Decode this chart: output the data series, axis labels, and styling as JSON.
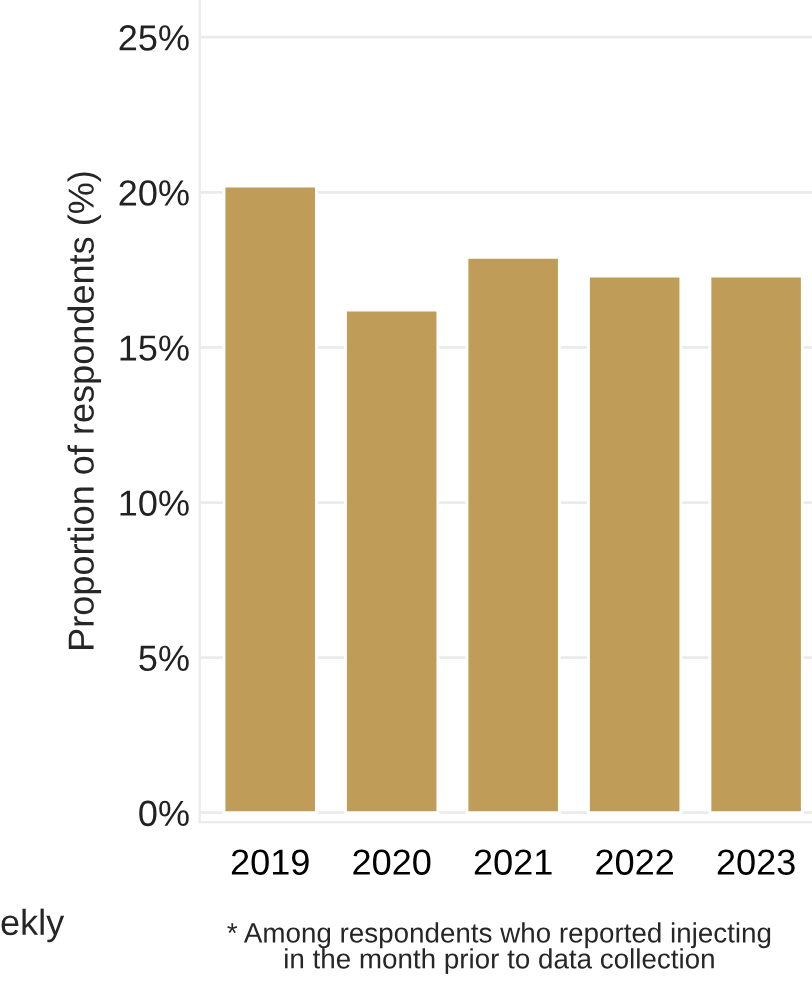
{
  "chart_data": {
    "type": "bar",
    "ylabel": "Proportion of respondents (%)",
    "categories": [
      "2019",
      "2020",
      "2021",
      "2022",
      "2023"
    ],
    "series": [
      {
        "color": "#bf9c58",
        "values": [
          20.2,
          16.2,
          17.9,
          17.3,
          17.3
        ]
      }
    ],
    "ylim": [
      -0.3,
      26.2
    ],
    "yticks": [
      {
        "value": 0,
        "label": "0%"
      },
      {
        "value": 5,
        "label": "5%"
      },
      {
        "value": 10,
        "label": "10%"
      },
      {
        "value": 15,
        "label": "15%"
      },
      {
        "value": 20,
        "label": "20%"
      },
      {
        "value": 25,
        "label": "25%"
      }
    ],
    "grid": "y",
    "legend": false,
    "annotations": [
      "ekly",
      "* Among respondents who reported injecting\nin the month prior to data collection"
    ]
  }
}
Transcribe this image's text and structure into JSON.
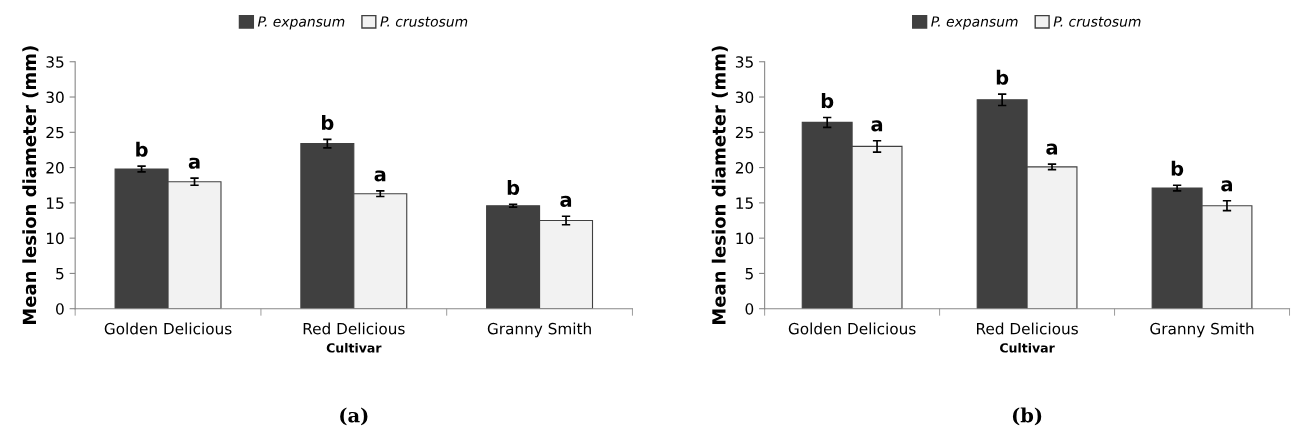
{
  "chart_data": [
    {
      "type": "bar",
      "categories": [
        "Golden Delicious",
        "Red Delicious",
        "Granny Smith"
      ],
      "xlabel": "Cultivar",
      "ylabel": "Mean lesion diameter (mm)",
      "ylim": [
        0,
        35
      ],
      "yticks": [
        0,
        5,
        10,
        15,
        20,
        25,
        30,
        35
      ],
      "grid": false,
      "legend": "top",
      "annotations": [
        "(a)"
      ],
      "series": [
        {
          "name": "P. expansum",
          "color": "#404040",
          "values": [
            19.8,
            23.4,
            14.6
          ],
          "errors": [
            0.4,
            0.6,
            0.2
          ],
          "value_labels": [
            "b",
            "b",
            "b"
          ]
        },
        {
          "name": "P. crustosum",
          "color": "#f2f2f2",
          "values": [
            18.0,
            16.3,
            12.5
          ],
          "errors": [
            0.5,
            0.4,
            0.6
          ],
          "value_labels": [
            "a",
            "a",
            "a"
          ]
        }
      ]
    },
    {
      "type": "bar",
      "categories": [
        "Golden Delicious",
        "Red Delicious",
        "Granny Smith"
      ],
      "xlabel": "Cultivar",
      "ylabel": "Mean lesion diameter (mm)",
      "ylim": [
        0,
        35
      ],
      "yticks": [
        0,
        5,
        10,
        15,
        20,
        25,
        30,
        35
      ],
      "grid": false,
      "legend": "top",
      "annotations": [
        "(b)"
      ],
      "series": [
        {
          "name": "P. expansum",
          "color": "#404040",
          "values": [
            26.4,
            29.6,
            17.1
          ],
          "errors": [
            0.7,
            0.8,
            0.4
          ],
          "value_labels": [
            "b",
            "b",
            "b"
          ]
        },
        {
          "name": "P. crustosum",
          "color": "#f2f2f2",
          "values": [
            23.0,
            20.1,
            14.6
          ],
          "errors": [
            0.8,
            0.4,
            0.7
          ],
          "value_labels": [
            "a",
            "a",
            "a"
          ]
        }
      ]
    }
  ]
}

▬▬▬▬▬▬▬▬▬▬

Goal of the exercise: Output the lines above in full and exactly as given, omitting any pictures.

Task answer:
Decode this chart: output the data series, axis labels, and styling as JSON.
{
  "chart_data": {
    "type": "bar",
    "ylabel": "Proportion of respondents (%)",
    "categories": [
      "2019",
      "2020",
      "2021",
      "2022",
      "2023"
    ],
    "series": [
      {
        "color": "#bf9c58",
        "values": [
          20.2,
          16.2,
          17.9,
          17.3,
          17.3
        ]
      }
    ],
    "ylim": [
      -0.3,
      26.2
    ],
    "yticks": [
      {
        "value": 0,
        "label": "0%"
      },
      {
        "value": 5,
        "label": "5%"
      },
      {
        "value": 10,
        "label": "10%"
      },
      {
        "value": 15,
        "label": "15%"
      },
      {
        "value": 20,
        "label": "20%"
      },
      {
        "value": 25,
        "label": "25%"
      }
    ],
    "grid": "y",
    "legend": false,
    "annotations": [
      "ekly",
      "* Among respondents who reported injecting\nin the month prior to data collection"
    ]
  }
}
Transcribe this image's text and structure into JSON.
{
  "chart_data": [
    {
      "type": "bar",
      "categories": [
        "Golden Delicious",
        "Red Delicious",
        "Granny Smith"
      ],
      "xlabel": "Cultivar",
      "ylabel": "Mean lesion diameter (mm)",
      "ylim": [
        0,
        35
      ],
      "yticks": [
        0,
        5,
        10,
        15,
        20,
        25,
        30,
        35
      ],
      "grid": false,
      "legend": "top",
      "annotations": [
        "(a)"
      ],
      "series": [
        {
          "name": "P. expansum",
          "color": "#404040",
          "values": [
            19.8,
            23.4,
            14.6
          ],
          "errors": [
            0.4,
            0.6,
            0.2
          ],
          "value_labels": [
            "b",
            "b",
            "b"
          ]
        },
        {
          "name": "P. crustosum",
          "color": "#f2f2f2",
          "values": [
            18.0,
            16.3,
            12.5
          ],
          "errors": [
            0.5,
            0.4,
            0.6
          ],
          "value_labels": [
            "a",
            "a",
            "a"
          ]
        }
      ]
    },
    {
      "type": "bar",
      "categories": [
        "Golden Delicious",
        "Red Delicious",
        "Granny Smith"
      ],
      "xlabel": "Cultivar",
      "ylabel": "Mean lesion diameter (mm)",
      "ylim": [
        0,
        35
      ],
      "yticks": [
        0,
        5,
        10,
        15,
        20,
        25,
        30,
        35
      ],
      "grid": false,
      "legend": "top",
      "annotations": [
        "(b)"
      ],
      "series": [
        {
          "name": "P. expansum",
          "color": "#404040",
          "values": [
            26.4,
            29.6,
            17.1
          ],
          "errors": [
            0.7,
            0.8,
            0.4
          ],
          "value_labels": [
            "b",
            "b",
            "b"
          ]
        },
        {
          "name": "P. crustosum",
          "color": "#f2f2f2",
          "values": [
            23.0,
            20.1,
            14.6
          ],
          "errors": [
            0.8,
            0.4,
            0.7
          ],
          "value_labels": [
            "a",
            "a",
            "a"
          ]
        }
      ]
    }
  ]
}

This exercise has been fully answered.